BEGIN Supplied material

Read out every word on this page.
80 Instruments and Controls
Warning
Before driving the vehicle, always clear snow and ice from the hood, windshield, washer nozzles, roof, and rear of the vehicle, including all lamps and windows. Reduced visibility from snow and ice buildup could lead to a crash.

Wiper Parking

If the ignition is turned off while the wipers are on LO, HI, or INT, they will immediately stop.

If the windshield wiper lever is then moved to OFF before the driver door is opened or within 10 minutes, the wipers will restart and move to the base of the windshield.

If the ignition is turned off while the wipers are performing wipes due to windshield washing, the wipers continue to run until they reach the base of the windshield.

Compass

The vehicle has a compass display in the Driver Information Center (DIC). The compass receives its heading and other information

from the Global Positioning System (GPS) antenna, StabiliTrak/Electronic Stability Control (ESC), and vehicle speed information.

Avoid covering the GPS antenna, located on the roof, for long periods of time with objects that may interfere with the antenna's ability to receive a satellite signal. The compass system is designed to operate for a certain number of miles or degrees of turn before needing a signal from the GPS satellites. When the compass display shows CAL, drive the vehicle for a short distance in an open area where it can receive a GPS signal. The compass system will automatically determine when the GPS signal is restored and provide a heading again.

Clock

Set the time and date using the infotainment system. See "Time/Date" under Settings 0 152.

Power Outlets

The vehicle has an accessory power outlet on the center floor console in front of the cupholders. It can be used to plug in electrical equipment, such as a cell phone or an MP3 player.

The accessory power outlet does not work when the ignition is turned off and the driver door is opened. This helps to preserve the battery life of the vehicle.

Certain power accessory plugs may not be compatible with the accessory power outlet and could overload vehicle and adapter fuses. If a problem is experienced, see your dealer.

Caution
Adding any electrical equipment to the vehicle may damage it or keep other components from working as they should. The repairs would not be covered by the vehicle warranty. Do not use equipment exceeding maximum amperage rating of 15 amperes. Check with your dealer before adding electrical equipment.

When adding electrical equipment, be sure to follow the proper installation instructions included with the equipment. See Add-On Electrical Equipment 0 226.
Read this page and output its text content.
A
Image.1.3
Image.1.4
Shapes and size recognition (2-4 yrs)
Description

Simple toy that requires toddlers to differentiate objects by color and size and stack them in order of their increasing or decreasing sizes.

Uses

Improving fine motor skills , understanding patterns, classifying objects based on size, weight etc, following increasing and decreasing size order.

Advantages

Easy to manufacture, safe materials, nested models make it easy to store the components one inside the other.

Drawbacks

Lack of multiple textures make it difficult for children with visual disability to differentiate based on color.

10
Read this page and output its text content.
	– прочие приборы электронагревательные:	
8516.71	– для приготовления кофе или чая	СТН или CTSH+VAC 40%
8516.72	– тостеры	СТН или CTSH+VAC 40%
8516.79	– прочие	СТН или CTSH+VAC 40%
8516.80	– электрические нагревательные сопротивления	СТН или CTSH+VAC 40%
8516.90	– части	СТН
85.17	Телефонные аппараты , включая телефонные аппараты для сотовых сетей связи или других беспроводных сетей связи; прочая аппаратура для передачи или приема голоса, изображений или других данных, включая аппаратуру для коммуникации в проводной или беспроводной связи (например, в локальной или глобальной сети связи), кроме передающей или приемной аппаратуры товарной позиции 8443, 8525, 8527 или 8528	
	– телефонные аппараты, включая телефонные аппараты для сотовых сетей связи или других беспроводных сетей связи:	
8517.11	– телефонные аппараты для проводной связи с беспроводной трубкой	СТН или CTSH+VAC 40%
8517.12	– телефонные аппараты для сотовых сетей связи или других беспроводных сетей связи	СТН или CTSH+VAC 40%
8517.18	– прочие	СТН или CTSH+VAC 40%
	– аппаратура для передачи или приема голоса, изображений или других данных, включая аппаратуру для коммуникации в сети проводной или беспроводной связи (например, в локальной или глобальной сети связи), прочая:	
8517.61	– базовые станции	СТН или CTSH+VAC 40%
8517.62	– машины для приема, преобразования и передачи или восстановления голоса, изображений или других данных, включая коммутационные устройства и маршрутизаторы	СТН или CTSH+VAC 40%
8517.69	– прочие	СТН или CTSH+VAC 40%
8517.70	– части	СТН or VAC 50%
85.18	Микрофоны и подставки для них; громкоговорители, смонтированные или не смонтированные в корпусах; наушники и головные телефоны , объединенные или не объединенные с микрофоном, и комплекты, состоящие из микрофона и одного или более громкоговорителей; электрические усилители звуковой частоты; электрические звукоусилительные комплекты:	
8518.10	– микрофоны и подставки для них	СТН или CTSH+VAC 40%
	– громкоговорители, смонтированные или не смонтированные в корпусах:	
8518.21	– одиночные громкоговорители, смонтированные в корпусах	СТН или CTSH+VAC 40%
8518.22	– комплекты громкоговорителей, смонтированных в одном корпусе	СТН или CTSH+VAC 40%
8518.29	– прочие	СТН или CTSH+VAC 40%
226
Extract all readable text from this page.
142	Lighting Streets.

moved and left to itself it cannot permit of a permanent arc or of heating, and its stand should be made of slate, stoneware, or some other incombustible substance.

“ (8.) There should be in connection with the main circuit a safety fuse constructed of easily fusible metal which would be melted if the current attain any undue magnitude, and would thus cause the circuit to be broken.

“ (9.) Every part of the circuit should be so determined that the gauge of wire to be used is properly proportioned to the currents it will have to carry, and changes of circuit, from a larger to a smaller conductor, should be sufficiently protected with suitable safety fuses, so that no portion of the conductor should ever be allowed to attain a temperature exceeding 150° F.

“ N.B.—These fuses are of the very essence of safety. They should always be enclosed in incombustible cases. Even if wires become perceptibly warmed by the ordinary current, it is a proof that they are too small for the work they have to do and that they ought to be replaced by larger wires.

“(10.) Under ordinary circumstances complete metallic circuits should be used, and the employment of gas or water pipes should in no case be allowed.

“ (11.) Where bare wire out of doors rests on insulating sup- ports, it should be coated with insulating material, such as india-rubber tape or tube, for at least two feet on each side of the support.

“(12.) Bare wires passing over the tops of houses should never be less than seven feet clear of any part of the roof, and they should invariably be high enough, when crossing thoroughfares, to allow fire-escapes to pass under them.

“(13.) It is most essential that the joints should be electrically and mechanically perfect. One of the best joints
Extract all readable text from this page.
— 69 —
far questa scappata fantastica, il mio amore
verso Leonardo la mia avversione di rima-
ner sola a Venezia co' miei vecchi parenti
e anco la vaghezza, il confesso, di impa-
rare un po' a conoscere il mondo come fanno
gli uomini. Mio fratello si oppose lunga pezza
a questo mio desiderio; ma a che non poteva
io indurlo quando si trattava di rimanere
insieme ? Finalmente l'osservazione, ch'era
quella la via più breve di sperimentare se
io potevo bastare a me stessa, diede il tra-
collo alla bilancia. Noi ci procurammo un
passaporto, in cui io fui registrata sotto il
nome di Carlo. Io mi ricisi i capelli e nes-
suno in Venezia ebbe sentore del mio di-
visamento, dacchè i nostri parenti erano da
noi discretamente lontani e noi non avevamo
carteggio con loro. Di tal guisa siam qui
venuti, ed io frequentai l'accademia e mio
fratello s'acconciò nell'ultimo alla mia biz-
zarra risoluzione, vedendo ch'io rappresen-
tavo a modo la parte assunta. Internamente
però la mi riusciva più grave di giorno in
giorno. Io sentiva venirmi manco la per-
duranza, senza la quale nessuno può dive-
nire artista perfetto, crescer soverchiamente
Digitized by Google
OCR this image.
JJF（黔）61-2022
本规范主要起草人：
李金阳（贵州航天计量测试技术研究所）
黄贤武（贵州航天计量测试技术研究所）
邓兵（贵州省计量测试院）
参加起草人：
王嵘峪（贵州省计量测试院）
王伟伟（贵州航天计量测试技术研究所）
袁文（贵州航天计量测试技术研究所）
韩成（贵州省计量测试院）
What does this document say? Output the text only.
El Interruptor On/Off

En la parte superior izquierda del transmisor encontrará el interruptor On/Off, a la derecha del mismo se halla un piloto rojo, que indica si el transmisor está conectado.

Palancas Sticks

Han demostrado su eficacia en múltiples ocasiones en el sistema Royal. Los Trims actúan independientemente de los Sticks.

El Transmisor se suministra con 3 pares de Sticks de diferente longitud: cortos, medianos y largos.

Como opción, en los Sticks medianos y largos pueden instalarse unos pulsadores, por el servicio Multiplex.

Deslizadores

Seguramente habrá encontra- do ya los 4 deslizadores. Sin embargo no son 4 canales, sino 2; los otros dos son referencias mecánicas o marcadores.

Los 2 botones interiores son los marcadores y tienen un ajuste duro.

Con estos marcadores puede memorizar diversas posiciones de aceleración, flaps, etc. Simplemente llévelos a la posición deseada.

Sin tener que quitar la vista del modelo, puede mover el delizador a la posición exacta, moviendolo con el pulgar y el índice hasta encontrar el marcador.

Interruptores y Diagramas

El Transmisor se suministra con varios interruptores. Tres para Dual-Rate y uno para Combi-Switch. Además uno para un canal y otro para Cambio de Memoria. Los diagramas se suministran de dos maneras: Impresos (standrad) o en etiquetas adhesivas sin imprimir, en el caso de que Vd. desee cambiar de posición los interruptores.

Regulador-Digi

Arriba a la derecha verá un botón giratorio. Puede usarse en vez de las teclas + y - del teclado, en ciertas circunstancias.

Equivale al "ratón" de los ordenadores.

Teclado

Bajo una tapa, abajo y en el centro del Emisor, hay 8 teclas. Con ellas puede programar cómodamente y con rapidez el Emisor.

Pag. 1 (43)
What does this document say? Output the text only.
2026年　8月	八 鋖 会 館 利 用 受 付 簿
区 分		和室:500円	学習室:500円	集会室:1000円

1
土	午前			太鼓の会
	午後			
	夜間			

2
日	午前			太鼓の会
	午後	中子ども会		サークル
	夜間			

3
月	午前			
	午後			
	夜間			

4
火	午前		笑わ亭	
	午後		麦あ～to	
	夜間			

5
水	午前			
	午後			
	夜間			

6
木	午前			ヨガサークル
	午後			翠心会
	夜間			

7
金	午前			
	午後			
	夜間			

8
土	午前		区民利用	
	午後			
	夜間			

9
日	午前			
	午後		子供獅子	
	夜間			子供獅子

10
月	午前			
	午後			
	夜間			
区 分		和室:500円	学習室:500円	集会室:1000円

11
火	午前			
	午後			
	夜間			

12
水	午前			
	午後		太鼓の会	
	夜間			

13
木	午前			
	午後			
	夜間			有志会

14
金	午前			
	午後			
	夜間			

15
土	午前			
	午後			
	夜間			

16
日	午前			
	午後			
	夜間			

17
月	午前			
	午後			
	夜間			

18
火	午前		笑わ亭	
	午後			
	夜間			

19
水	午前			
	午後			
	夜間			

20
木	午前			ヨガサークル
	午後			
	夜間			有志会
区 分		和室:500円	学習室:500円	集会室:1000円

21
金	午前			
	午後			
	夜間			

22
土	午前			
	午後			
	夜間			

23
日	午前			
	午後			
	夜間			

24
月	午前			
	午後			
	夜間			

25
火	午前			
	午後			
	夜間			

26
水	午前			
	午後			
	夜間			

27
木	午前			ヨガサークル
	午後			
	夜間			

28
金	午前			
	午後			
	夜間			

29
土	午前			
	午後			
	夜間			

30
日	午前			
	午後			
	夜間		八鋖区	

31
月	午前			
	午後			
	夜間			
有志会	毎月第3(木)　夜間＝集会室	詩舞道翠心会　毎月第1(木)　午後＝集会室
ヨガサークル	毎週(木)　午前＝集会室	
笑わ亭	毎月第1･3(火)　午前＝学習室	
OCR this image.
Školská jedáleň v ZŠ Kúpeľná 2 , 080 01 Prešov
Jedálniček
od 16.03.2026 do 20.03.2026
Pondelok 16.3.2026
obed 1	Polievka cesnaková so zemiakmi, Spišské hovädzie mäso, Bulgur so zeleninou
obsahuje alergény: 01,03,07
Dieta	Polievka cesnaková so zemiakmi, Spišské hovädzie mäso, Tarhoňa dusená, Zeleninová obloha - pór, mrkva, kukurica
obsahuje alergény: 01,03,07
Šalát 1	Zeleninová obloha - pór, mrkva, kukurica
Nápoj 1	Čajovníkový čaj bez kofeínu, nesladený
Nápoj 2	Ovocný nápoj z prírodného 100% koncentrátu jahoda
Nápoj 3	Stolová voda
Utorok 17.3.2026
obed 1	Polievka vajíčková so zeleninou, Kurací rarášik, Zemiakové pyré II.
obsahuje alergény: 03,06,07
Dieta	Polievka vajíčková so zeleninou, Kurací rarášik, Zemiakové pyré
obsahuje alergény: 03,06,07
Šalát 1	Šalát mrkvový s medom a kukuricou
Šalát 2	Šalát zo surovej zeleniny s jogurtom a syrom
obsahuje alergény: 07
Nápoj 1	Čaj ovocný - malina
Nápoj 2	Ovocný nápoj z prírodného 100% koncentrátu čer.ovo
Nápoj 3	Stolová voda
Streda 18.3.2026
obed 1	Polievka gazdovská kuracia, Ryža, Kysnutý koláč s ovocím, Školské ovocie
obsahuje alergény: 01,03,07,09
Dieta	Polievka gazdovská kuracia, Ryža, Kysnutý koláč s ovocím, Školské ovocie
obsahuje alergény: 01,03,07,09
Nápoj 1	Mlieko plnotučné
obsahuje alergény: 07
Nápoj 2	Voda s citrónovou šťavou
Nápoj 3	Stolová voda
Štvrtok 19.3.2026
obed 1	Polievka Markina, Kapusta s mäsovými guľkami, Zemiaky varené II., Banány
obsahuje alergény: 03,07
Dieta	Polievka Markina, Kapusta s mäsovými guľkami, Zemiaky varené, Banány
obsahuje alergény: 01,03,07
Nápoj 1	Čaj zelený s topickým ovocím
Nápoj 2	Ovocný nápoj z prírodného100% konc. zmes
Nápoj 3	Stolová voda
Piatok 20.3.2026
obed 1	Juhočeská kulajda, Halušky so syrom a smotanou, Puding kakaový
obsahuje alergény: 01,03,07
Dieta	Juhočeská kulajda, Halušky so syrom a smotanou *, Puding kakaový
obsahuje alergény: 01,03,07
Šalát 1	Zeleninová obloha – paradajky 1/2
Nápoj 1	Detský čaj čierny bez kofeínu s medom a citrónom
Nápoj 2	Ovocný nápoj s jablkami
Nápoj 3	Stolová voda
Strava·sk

END Supplied material

▸ **Problem statement**
Copy the lines from the entries above in which the word "will" appears.

▸ **Written solution**
If the ignition is turned off while the wipers are on LO, HI, or INT, they will immediately stop.
If the windshield wiper lever is then moved to OFF before the driver door is opened or within 10 minutes, the wipers will restart and move to the base of the windshield.
Avoid covering the GPS antenna, located on the roof, for long periods of time with objects that may interfere with the antenna's ability to receive a satellite signal. The compass system is designed to operate for a certain number of miles or degrees of turn before needing a signal from the GPS satellites. When the compass display shows CAL, drive the vehicle for a short distance in an open area where it can receive a GPS signal. The compass system will automatically determine when the GPS signal is restored and provide a heading again.
“ (9.) Every part of the circuit should be so determined that the gauge of wire to be used is properly proportioned to the currents it will have to carry, and changes of circuit, from a larger to a smaller conductor, should be sufficiently protected with suitable safety fuses, so that no portion of the conductor should ever be allowed to attain a temperature exceeding 150° F.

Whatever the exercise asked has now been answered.